- Written instruction -
Keep only the lines of the listing that include the word "image", and copy them.

Figure contents as structured data:
------------------------------------------------
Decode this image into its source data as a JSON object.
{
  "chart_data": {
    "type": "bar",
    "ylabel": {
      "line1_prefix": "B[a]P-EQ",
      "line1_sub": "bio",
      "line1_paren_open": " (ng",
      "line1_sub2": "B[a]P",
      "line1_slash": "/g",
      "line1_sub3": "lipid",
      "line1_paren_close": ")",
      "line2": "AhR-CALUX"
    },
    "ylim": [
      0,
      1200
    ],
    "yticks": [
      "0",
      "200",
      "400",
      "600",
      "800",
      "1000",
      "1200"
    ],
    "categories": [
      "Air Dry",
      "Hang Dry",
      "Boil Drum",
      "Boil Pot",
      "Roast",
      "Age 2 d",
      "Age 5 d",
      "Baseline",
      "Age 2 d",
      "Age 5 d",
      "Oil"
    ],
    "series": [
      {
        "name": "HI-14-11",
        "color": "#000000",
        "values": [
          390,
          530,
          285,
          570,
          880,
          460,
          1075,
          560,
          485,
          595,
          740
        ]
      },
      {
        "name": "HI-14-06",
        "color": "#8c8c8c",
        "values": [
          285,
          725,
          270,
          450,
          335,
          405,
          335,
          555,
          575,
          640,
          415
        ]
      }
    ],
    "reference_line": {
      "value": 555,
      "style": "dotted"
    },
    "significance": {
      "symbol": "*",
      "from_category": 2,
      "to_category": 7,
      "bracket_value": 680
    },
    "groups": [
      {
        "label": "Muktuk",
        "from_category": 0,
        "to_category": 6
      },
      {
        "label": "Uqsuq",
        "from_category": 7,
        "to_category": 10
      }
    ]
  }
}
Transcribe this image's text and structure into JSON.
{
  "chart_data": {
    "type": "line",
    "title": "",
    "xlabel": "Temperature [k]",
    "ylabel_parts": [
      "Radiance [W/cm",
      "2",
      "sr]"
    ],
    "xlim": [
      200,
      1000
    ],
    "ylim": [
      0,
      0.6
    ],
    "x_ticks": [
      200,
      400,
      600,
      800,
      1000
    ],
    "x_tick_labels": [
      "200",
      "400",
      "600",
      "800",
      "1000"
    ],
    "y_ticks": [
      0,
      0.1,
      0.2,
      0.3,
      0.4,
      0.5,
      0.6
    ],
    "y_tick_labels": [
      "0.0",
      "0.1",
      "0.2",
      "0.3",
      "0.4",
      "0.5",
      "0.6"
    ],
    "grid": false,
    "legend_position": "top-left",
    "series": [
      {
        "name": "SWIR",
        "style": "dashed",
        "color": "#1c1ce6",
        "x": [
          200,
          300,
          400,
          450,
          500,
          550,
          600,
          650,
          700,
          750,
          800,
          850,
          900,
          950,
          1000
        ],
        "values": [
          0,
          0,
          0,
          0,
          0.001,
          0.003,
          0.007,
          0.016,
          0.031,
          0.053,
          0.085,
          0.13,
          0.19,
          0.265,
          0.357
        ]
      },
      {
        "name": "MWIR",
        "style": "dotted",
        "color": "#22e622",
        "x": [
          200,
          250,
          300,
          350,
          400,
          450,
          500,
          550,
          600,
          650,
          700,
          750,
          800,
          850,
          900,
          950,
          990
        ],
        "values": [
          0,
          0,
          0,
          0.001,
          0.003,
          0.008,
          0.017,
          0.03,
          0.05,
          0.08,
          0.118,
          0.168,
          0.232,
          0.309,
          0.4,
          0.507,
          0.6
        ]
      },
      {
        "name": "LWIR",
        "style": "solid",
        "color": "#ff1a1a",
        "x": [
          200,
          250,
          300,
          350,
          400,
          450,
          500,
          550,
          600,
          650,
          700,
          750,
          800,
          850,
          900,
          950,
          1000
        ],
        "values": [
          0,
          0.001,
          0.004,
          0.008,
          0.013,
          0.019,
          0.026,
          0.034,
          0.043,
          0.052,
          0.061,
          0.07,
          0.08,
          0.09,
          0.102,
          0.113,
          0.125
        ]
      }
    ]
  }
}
------------------------------------------------
- Written solution -
Decode this image into its source data as a JSON object.
Transcribe this image's text and structure into JSON.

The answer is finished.